Text:
Spoilers for “Abigail” ahead
Following a successful year for horror movies at the box office in 2023, Universal Studios’ latest horror film, “Abigail,” introduced itself to theaters on April 19. Directed by Matt Bettinelli-Olpin, the mastermind behind the latest “Scream” films, and featuring a cast of seasoned horror movie veterans like Melissa Barrera, the team behind “Abigail” knows how to deliver the scares. Combined with Universal’s $28 million budget, “Abigail” was foreshadowed to be a riveting, bloodsucking thriller. In a way, it lived up to those expectations — the movie was a bloodbath and unquestionably sucked.
The plot follows a group of six hired kidnappers on a mission to ransom Abigail, the daughter of a very wealthy man. To collect their $50 million payout, they must keep her safe in an abandoned house for 24 hours. However, once they realize who Abigail’s father is — Kristof Lazar, this movie’s version of Dracula and, according to the film, the “Antichrist himself” — they no longer want any part in the scheme and try to escape, only to find that the house has been electronically sealed.
From there, all hell breaks loose. Abigail transforms from an innocent child ballerina into a bloodthirsty vampire, stalking her kidnappers throughout the house as they try their best to survive and kill her. The movie is full of anticipatory pans and uncomfortable stretches of silence, but it immediately falls into a predictable rhythm of jumpscares. The thrills, while initially effective due to shock value, are quickly revealed to be little more than cheap crutches for a lackluster script.
Instead of depending on the audience’s attachment to the characters to build tension, “Abigail” relies on excessive thudding sound effects and gore to a tiring extent. The audience is given no reason to sympathize with any of the cast, so when they’re introduced, it’s clear that they mean little more than dead meat for Abigail to feast on in increasingly repetitive ways. The characters are exclusively one-dimensional, like fleshy containers for every worn-out horror trope — they’re only valuable to the story when they inevitably explode in a supernova of blood.

[Labeled region items]
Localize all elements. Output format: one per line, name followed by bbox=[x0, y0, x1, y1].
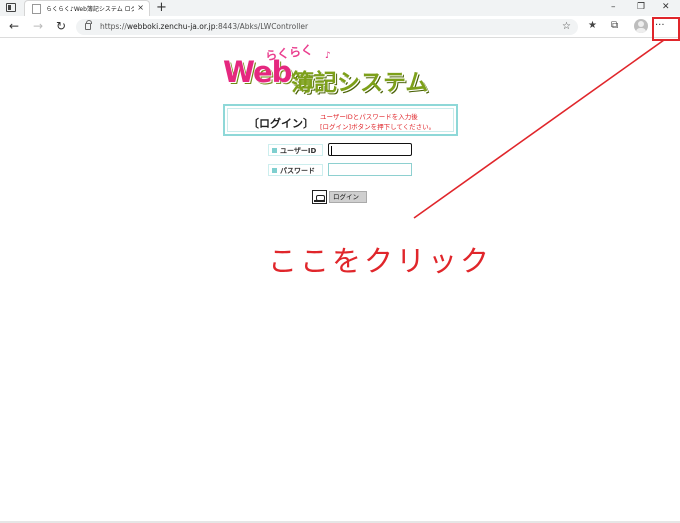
collections-icon[interactable]: ⧉ bbox=[611, 20, 618, 32]
tab-close-icon[interactable]: × bbox=[137, 3, 144, 13]
close-window-icon[interactable]: ✕ bbox=[662, 1, 670, 13]
tab-title: らくらく♪Web簿記システム ログイン bbox=[46, 6, 134, 13]
logo-system-name: 簿記システム bbox=[291, 70, 429, 96]
user-id-label: ユーザーID bbox=[268, 144, 323, 156]
instruction-line-1: ユーザーIDとパスワードを入力後 bbox=[320, 113, 418, 121]
label-square-icon bbox=[272, 148, 277, 153]
tab-active[interactable]: らくらく♪Web簿記システム ログイン × bbox=[24, 0, 150, 16]
music-note-icon: ♪ bbox=[325, 51, 331, 61]
password-label: パスワード bbox=[268, 164, 323, 176]
url-host: webboki.zenchu-ja.or.jp bbox=[126, 22, 216, 31]
forward-icon[interactable]: → bbox=[33, 18, 43, 34]
password-input[interactable] bbox=[328, 163, 412, 176]
tab-strip: らくらく♪Web簿記システム ログイン × + – ❐ ✕ bbox=[0, 0, 680, 16]
address-bar[interactable]: https://webboki.zenchu-ja.or.jp:8443/Abk… bbox=[76, 19, 578, 35]
login-header-box: 〔ログイン〕 ユーザーIDとパスワードを入力後 [ログイン]ボタンを押下してくだ… bbox=[223, 104, 458, 136]
login-title: 〔ログイン〕 bbox=[248, 117, 314, 130]
annotation-text: ここをクリック bbox=[268, 244, 493, 278]
text-caret bbox=[331, 146, 332, 155]
password-label-text: パスワード bbox=[280, 167, 315, 175]
refresh-icon[interactable]: ↻ bbox=[56, 18, 66, 34]
minimize-icon[interactable]: – bbox=[611, 1, 616, 13]
annotation-highlight-box bbox=[652, 17, 680, 41]
tab-actions-icon[interactable] bbox=[6, 3, 16, 12]
site-logo: らくらく ♪ Web 簿記システム bbox=[221, 43, 461, 96]
label-square-icon bbox=[272, 168, 277, 173]
browser-window: らくらく♪Web簿記システム ログイン × + – ❐ ✕ ← → ↻ http… bbox=[0, 0, 680, 523]
login-button[interactable]: ログイン bbox=[312, 190, 368, 204]
url-text[interactable]: https://webboki.zenchu-ja.or.jp:8443/Abk… bbox=[100, 22, 308, 31]
browser-toolbar: ← → ↻ https://webboki.zenchu-ja.or.jp:84… bbox=[0, 16, 680, 38]
lock-icon[interactable] bbox=[85, 20, 92, 30]
user-id-label-text: ユーザーID bbox=[280, 147, 317, 155]
favorites-icon[interactable]: ★ bbox=[588, 20, 597, 32]
login-header-inner: 〔ログイン〕 ユーザーIDとパスワードを入力後 [ログイン]ボタンを押下してくだ… bbox=[227, 108, 454, 132]
login-instructions: ユーザーIDとパスワードを入力後 [ログイン]ボタンを押下してください。 bbox=[320, 112, 435, 132]
instruction-line-2: [ログイン]ボタンを押下してください。 bbox=[320, 123, 436, 131]
url-prefix: https:// bbox=[100, 22, 127, 31]
new-tab-button[interactable]: + bbox=[156, 0, 167, 16]
back-icon[interactable]: ← bbox=[9, 18, 19, 34]
logo-web: Web bbox=[223, 55, 292, 89]
favorites-add-icon[interactable]: ☆ bbox=[562, 21, 571, 33]
restore-icon[interactable]: ❐ bbox=[637, 1, 645, 13]
login-button-label[interactable]: ログイン bbox=[329, 191, 367, 203]
profile-avatar[interactable] bbox=[634, 19, 648, 33]
url-path: :8443/Abks/LWController bbox=[215, 22, 309, 31]
login-key-icon[interactable] bbox=[312, 190, 327, 204]
user-id-input[interactable] bbox=[328, 143, 412, 156]
page-favicon-icon bbox=[32, 4, 41, 14]
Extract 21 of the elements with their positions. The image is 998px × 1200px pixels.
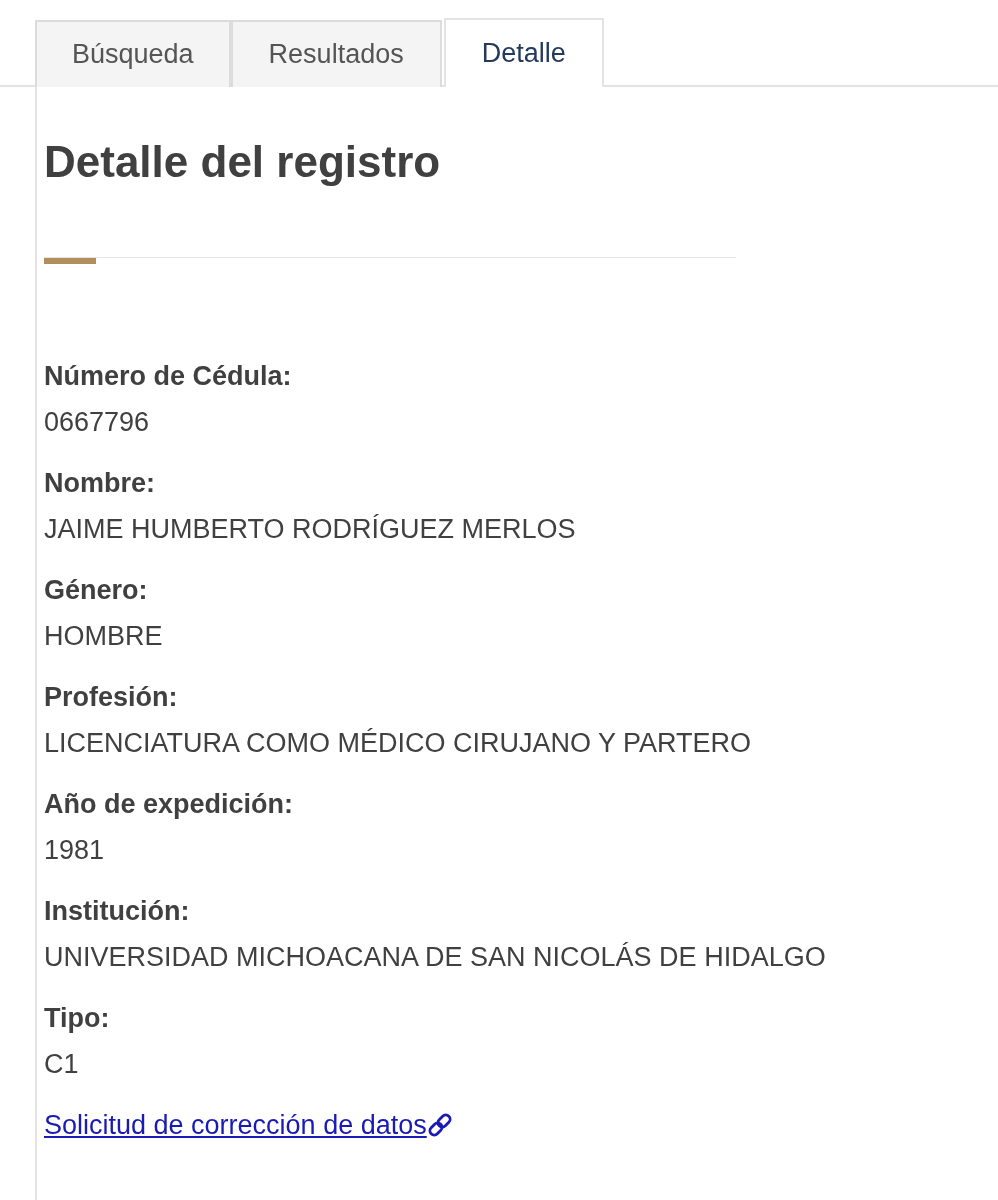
field-label: Institución: (44, 895, 190, 927)
field-label: Año de expedición: (44, 788, 294, 820)
tab[interactable]: Detalle (443, 18, 604, 87)
field-value: JAIME HUMBERTO RODRÍGUEZ MERLOS (44, 513, 576, 545)
chain-link-icon (426, 1112, 453, 1138)
field-label: Género: (44, 574, 148, 606)
field-value: 0667796 (44, 406, 150, 438)
correction-link[interactable]: Solicitud de corrección de datos (44, 1109, 427, 1141)
field-value: 1981 (44, 834, 105, 866)
tab[interactable]: Resultados (230, 20, 442, 87)
field-value: UNIVERSIDAD MICHOACANA DE SAN NICOLÁS DE HIDALGO (44, 941, 826, 973)
field-label: Nombre: (44, 467, 155, 499)
accent-bar (44, 258, 96, 264)
field-value: C1 (44, 1048, 79, 1080)
field-label: Profesión: (44, 681, 178, 713)
field-label: Tipo: (44, 1002, 110, 1034)
page-heading: Detalle del registro (44, 137, 441, 187)
field-value: LICENCIATURA COMO MÉDICO CIRUJANO Y PARTERO (44, 727, 752, 759)
tab[interactable]: Búsqueda (35, 20, 231, 87)
field-label: Número de Cédula: (44, 360, 292, 392)
field-value: HOMBRE (44, 620, 163, 652)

Task list:
1. According to the review of "Abigail," how long must the kidnappers keep Abigail safe in the abandoned house to collect their payout?
2. Translate this sentence from the review of "Abigail" into Spanish: "The plot follows a group of six hired kidnappers on a mission to ransom Abigail, the daughter of a very wealthy man."
Rely only on the review of "Abigail" when responding.

Answers given:
1. 24 hours.

2. La trama sigue a un grupo de seis secuestradores contratados en una misión para pedir rescate por Abigail, la hija de un hombre muy adinerado.